| What needs to be done |
How many of the lines contain the string "this"? Give the number, with no other words.
--- Start Data shown ---
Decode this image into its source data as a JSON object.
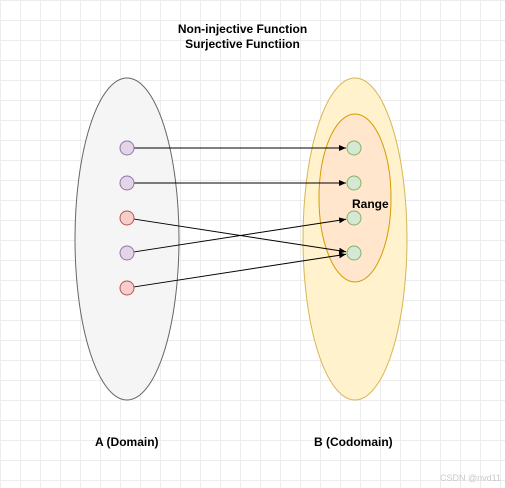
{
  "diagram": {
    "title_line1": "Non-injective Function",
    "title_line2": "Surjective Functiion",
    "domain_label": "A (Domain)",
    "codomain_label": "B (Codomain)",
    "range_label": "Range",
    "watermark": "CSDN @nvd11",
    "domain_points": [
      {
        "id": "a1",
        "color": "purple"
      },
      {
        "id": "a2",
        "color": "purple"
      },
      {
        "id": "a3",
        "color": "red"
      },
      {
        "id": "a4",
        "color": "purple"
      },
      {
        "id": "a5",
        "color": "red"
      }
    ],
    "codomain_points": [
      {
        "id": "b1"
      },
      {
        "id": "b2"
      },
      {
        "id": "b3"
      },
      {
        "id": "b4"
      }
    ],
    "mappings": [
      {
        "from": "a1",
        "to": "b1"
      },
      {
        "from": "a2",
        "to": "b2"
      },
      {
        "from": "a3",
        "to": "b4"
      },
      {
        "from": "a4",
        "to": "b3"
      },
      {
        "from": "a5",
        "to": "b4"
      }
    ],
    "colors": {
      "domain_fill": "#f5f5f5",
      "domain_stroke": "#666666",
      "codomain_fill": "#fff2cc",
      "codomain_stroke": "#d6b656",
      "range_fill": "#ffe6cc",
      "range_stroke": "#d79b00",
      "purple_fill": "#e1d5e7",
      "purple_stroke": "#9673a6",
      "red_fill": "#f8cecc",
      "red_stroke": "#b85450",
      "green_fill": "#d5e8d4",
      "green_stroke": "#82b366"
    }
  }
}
--- End Data shown ---
--- Start Data shown ---
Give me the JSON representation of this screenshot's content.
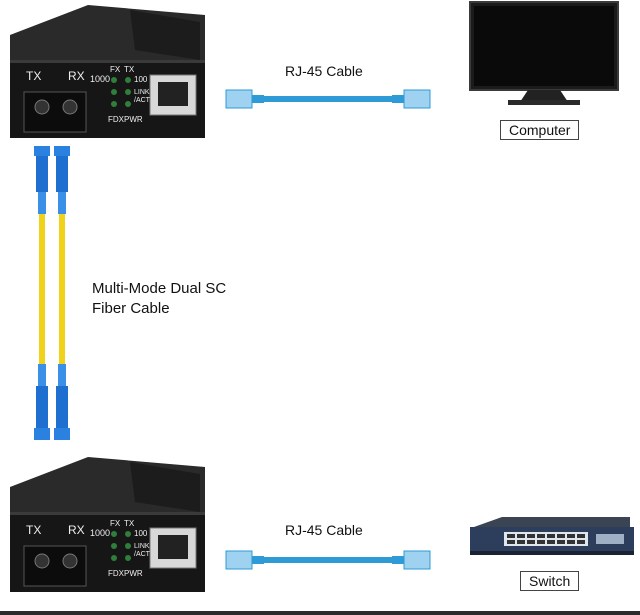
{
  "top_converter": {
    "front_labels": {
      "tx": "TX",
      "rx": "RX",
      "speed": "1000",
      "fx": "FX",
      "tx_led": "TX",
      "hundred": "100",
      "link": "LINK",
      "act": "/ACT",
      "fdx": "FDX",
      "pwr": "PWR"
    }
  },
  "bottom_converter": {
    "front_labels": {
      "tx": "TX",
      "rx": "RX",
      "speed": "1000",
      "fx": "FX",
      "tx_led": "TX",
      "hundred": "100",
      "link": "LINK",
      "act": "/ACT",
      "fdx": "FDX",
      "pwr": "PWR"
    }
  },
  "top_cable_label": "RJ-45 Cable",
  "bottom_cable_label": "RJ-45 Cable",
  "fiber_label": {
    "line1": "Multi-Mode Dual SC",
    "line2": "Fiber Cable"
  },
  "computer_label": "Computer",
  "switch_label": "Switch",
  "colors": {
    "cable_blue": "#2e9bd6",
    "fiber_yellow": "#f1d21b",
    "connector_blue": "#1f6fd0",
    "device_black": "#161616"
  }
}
--- End Data shown ---
| Solution |
2